__The task__
Report how many lines in the records below contain the word "ProRealTime". Give only the number.

__Data for the task__
........

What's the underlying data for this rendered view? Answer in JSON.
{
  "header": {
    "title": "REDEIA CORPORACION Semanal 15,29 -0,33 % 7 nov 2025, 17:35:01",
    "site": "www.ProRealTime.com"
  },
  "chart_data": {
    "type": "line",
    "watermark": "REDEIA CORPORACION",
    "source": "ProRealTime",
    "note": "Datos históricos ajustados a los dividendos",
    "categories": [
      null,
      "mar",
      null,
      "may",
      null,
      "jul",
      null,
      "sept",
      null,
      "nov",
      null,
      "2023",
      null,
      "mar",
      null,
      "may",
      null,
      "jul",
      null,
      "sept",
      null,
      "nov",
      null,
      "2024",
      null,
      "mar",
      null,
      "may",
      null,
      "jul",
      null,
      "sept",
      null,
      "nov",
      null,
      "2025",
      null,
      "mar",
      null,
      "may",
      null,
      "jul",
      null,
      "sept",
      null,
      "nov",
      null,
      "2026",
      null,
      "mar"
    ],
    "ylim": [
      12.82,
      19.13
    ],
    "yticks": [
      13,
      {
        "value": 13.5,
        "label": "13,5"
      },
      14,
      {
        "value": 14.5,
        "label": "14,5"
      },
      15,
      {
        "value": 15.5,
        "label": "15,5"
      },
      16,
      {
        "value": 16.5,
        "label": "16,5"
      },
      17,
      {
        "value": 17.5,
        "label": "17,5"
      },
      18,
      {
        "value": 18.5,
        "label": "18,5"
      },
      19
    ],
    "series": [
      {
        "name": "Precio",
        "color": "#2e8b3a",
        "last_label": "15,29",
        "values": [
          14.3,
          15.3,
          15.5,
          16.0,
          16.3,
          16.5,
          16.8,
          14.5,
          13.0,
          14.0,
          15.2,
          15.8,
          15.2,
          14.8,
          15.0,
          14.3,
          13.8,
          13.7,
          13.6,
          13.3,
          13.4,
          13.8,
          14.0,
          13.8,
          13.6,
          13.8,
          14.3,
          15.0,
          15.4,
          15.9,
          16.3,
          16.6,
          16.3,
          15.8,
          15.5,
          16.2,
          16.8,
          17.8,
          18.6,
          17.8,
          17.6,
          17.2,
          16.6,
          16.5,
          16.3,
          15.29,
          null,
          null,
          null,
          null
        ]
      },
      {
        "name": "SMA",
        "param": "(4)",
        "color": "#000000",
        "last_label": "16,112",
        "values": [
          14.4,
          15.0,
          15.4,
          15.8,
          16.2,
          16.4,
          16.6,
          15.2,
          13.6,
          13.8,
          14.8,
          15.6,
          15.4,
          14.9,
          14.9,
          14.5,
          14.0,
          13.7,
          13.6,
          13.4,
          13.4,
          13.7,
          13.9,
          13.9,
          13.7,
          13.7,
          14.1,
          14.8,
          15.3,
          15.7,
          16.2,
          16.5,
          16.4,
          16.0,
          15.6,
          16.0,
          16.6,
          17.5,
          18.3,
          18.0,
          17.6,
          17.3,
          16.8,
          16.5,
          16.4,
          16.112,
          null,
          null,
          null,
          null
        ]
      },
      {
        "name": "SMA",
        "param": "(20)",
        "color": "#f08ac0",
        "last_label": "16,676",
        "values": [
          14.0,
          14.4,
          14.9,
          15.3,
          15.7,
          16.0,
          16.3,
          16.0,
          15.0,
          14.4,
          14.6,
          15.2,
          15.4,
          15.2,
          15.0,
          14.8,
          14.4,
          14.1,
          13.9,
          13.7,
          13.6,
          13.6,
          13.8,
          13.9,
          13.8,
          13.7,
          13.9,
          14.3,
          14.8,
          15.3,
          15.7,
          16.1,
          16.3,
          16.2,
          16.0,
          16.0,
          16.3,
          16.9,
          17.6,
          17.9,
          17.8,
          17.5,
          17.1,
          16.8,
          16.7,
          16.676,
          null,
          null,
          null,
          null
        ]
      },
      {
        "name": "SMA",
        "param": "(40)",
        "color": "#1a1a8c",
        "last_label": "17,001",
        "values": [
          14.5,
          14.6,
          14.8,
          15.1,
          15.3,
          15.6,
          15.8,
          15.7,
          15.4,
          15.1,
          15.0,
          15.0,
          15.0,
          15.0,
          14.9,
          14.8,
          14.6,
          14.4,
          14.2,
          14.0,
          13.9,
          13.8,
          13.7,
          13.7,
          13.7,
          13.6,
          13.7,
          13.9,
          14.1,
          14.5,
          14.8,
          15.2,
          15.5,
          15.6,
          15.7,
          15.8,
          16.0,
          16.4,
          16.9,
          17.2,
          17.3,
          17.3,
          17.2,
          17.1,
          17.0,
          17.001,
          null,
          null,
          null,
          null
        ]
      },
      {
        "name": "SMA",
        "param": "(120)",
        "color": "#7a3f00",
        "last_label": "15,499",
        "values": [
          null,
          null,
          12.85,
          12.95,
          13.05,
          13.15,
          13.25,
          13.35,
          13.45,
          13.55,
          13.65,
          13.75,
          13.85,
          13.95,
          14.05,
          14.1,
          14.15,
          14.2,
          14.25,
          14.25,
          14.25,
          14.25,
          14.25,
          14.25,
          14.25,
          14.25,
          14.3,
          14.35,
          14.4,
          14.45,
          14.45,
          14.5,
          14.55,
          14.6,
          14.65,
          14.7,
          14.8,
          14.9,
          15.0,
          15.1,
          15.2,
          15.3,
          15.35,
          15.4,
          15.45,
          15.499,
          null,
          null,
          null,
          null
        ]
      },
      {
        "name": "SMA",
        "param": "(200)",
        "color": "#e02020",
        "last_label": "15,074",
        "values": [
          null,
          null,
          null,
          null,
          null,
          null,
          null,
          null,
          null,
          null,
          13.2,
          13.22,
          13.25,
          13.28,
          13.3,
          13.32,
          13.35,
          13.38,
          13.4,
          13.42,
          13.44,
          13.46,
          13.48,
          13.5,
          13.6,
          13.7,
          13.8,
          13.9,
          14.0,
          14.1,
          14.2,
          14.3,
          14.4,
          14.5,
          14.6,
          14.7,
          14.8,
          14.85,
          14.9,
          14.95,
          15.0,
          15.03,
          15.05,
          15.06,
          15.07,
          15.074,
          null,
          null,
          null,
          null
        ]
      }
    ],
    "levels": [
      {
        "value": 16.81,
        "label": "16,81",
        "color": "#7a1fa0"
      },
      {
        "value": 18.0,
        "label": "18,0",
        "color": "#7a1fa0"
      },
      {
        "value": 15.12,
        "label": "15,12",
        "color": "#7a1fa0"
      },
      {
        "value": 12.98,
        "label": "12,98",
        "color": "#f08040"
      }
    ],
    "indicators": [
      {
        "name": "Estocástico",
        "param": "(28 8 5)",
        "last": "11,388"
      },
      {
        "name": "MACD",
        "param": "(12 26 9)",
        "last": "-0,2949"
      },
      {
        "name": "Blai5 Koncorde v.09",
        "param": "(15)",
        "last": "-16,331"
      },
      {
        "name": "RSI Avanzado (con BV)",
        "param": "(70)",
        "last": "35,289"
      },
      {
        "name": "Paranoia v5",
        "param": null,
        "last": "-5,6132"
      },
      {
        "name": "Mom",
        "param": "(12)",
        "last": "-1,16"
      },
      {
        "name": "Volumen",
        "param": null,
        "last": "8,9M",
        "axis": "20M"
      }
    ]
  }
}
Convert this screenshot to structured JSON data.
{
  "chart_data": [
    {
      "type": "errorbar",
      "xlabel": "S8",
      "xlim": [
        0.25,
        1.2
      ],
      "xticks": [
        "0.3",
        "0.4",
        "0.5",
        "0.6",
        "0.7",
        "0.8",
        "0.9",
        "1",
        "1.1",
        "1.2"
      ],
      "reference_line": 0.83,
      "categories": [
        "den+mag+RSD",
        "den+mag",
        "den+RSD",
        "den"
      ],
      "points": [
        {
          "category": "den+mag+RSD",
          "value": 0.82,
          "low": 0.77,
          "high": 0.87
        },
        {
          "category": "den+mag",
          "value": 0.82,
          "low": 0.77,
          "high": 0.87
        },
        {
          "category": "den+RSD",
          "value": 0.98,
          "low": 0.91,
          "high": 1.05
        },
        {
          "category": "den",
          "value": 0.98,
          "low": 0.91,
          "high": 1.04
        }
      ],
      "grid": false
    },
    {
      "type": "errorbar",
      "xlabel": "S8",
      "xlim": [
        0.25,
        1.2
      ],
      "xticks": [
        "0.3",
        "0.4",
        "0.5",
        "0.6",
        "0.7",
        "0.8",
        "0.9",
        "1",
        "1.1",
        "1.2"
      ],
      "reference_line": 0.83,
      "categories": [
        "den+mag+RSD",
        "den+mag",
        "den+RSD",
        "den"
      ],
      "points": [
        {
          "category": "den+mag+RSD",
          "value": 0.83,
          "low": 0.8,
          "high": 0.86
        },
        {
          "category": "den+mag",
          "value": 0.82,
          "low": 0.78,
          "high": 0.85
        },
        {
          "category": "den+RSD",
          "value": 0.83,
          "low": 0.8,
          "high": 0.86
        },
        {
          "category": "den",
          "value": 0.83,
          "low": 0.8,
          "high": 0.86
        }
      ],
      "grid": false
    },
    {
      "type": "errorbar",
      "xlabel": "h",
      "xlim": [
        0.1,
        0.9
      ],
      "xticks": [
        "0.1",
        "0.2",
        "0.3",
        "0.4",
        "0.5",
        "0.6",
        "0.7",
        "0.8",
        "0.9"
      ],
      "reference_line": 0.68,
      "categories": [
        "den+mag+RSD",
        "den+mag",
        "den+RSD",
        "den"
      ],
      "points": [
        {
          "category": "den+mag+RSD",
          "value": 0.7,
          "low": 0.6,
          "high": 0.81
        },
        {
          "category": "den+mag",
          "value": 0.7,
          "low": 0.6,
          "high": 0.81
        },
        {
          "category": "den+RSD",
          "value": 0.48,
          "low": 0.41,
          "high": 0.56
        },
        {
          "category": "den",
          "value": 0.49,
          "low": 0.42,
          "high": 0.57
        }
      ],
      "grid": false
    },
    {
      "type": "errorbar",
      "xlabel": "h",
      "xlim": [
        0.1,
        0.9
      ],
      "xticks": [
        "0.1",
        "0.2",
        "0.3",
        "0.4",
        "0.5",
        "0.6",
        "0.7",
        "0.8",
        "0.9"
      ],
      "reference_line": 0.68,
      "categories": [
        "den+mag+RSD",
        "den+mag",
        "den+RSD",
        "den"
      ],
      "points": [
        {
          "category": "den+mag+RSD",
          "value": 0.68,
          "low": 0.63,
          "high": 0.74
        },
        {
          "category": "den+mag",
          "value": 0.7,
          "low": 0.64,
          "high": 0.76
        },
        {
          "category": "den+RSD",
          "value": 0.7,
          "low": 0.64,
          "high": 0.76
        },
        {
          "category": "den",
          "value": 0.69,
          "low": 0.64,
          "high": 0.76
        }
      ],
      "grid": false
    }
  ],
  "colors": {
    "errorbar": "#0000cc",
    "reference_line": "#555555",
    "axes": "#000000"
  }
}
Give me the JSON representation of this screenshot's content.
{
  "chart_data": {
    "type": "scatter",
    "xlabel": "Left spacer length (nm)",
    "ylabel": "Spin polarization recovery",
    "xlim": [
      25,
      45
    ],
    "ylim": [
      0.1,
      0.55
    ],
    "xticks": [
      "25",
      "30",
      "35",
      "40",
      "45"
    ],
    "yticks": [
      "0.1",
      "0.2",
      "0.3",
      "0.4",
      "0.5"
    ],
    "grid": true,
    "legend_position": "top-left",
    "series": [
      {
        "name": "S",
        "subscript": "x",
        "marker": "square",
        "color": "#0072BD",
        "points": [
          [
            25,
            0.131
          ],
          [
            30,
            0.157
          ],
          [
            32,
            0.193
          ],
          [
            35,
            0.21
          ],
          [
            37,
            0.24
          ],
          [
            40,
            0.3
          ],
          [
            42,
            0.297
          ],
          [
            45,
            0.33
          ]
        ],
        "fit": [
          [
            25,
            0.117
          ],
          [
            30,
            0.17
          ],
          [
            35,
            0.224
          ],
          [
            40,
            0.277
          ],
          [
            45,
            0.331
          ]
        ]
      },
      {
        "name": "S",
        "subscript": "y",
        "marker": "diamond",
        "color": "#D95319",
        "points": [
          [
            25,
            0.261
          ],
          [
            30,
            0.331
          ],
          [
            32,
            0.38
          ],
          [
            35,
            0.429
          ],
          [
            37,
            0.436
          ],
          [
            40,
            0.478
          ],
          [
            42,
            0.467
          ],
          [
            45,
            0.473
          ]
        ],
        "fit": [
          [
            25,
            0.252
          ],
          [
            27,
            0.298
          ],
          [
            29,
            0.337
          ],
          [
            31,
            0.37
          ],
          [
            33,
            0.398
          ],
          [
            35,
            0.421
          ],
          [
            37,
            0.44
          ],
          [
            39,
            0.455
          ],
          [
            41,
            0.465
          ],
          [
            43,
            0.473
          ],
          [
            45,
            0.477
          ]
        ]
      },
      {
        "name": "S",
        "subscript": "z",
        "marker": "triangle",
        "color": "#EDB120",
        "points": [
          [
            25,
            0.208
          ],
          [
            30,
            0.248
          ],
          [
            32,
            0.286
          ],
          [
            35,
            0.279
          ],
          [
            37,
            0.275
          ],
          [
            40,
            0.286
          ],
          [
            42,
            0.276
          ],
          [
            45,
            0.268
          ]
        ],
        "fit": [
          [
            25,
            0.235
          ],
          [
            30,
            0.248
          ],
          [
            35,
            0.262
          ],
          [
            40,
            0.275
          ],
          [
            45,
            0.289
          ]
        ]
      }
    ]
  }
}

........

__Completed task__
2